# Given entries start

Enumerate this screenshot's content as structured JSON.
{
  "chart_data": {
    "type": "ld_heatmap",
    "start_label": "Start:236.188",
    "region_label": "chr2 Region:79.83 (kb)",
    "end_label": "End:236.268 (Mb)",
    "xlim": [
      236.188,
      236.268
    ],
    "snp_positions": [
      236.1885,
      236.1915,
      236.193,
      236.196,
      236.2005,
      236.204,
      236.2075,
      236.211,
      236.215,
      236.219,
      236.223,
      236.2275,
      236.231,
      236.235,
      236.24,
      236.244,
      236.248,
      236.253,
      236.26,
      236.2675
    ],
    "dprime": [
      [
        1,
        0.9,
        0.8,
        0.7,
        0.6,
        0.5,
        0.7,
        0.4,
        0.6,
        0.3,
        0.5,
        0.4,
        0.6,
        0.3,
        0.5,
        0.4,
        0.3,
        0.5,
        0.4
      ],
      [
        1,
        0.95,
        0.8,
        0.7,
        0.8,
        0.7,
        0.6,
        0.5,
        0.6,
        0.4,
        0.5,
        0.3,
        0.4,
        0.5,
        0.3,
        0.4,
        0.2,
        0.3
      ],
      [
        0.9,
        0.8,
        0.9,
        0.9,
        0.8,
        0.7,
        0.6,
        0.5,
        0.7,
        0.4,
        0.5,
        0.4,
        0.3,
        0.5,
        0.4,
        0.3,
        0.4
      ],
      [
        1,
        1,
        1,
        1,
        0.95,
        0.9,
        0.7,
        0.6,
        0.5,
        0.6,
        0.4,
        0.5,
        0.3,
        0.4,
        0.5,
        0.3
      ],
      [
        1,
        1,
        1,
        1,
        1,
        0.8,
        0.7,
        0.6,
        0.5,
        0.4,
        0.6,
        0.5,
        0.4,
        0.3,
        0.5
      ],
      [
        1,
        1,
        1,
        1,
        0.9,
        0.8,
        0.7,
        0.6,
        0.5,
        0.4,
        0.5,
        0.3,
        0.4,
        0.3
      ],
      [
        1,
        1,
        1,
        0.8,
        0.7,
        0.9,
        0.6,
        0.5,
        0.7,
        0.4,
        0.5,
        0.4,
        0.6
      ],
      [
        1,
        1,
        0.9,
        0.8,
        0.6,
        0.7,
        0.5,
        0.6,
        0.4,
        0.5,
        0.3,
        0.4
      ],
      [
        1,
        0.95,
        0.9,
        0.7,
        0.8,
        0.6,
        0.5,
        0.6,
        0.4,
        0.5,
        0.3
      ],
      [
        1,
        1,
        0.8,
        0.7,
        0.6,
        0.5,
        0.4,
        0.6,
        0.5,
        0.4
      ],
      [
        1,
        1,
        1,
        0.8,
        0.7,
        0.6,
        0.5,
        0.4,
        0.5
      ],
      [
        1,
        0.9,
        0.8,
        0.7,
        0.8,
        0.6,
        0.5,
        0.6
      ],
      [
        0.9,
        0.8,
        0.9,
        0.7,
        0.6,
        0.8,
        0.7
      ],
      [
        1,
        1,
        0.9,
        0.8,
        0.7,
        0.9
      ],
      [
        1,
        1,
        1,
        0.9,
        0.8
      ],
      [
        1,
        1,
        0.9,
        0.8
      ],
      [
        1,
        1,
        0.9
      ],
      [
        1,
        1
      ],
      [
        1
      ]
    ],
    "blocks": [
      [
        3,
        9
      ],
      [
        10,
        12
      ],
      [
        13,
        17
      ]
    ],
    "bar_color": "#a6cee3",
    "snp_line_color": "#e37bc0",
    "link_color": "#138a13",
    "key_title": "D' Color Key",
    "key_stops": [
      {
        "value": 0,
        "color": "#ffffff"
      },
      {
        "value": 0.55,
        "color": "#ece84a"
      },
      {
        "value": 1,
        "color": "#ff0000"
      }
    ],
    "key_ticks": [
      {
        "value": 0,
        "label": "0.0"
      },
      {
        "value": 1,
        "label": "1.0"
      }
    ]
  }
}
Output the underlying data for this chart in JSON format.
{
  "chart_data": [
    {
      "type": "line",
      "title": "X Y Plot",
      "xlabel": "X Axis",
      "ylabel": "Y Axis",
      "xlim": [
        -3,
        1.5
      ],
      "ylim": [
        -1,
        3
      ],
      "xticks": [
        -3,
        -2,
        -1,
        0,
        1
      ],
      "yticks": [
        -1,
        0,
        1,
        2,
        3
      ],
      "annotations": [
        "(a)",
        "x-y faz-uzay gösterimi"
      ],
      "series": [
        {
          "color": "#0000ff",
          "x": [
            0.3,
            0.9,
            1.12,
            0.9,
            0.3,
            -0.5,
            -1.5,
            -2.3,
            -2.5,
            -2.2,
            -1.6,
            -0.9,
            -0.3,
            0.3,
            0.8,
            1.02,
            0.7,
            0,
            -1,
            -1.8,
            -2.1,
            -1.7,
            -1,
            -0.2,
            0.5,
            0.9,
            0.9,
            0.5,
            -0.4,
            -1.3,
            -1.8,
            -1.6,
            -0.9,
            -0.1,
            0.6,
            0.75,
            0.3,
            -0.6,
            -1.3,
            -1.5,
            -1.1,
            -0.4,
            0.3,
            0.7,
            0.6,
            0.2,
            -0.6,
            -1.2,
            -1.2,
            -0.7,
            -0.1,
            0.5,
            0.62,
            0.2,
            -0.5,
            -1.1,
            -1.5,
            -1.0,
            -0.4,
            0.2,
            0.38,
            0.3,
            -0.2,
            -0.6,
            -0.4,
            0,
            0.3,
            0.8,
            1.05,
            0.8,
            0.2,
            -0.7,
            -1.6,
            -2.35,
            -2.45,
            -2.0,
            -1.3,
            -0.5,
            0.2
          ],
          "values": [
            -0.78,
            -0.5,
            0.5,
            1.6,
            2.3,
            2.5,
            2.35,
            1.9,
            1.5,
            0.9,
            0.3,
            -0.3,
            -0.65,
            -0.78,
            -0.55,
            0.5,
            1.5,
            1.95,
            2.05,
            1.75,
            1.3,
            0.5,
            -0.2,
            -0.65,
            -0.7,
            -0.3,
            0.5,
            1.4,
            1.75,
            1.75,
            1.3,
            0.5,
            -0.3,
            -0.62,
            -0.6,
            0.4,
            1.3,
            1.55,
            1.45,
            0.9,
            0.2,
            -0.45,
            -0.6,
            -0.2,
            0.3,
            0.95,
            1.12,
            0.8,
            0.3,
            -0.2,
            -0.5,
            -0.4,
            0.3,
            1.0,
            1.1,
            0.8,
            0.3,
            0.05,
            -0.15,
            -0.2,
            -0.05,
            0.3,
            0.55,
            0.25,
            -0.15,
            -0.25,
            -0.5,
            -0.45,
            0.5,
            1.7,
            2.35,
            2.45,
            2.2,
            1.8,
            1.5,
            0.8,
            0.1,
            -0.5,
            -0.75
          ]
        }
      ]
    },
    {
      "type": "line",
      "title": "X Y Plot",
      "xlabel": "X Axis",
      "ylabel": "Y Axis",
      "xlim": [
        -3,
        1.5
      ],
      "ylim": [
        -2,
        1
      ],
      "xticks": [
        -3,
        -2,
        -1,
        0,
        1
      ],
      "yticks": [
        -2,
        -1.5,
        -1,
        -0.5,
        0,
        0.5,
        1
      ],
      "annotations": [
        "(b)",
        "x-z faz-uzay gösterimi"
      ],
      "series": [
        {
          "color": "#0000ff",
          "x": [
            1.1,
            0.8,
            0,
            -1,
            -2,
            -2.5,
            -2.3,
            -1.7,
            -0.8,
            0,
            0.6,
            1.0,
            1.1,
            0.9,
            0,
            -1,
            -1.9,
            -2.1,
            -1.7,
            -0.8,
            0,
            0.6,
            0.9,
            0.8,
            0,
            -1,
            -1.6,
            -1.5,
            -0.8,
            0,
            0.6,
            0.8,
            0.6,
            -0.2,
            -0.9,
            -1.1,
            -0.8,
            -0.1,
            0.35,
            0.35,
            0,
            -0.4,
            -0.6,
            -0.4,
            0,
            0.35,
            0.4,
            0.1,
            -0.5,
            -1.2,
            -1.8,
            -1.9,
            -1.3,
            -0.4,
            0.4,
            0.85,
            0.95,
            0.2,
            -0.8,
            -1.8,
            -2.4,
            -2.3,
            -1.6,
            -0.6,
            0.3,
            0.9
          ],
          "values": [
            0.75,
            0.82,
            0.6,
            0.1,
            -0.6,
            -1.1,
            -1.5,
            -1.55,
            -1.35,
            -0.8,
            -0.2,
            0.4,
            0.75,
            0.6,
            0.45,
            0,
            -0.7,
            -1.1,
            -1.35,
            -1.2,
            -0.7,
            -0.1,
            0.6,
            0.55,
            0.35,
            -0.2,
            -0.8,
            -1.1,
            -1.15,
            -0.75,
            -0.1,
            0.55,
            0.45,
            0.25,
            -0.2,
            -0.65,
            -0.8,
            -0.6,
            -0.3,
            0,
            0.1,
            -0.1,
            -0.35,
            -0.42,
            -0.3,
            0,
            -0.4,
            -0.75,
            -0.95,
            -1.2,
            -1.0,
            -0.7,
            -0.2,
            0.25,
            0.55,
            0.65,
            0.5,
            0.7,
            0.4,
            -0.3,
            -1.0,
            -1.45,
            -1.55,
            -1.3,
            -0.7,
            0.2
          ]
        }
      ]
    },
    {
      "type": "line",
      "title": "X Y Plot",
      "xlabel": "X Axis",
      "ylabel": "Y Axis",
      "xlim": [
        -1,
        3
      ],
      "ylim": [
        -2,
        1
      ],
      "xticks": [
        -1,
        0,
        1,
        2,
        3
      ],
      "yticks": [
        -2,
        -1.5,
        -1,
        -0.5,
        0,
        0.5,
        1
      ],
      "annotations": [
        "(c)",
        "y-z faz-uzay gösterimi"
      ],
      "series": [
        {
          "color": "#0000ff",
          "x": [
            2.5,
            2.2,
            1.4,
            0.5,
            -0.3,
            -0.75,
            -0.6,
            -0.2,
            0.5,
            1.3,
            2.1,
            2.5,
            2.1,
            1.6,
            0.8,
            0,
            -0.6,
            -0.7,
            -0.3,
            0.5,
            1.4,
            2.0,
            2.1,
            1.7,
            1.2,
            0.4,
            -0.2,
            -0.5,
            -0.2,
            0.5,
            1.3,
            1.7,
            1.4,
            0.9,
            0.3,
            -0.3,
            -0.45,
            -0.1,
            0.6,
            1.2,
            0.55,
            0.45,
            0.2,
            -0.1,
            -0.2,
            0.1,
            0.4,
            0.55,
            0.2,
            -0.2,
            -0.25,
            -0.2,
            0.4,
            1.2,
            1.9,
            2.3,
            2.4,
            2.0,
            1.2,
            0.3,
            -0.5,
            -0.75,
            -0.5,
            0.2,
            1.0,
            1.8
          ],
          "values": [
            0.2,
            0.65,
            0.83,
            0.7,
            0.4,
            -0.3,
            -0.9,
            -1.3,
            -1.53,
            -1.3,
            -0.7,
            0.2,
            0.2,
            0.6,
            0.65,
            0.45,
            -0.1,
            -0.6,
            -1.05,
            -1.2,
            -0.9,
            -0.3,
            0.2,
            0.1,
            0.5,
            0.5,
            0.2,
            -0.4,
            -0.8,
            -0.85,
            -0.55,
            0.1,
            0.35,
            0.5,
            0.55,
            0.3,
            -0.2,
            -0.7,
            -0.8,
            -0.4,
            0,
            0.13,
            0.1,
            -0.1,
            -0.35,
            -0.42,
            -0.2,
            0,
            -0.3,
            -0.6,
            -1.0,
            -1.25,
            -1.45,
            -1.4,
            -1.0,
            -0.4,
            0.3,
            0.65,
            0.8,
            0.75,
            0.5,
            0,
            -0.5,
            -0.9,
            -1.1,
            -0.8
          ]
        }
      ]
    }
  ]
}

# Given entries end

Written problem
Report only the number of lines in the records that include the word "uzay".

Finished task
3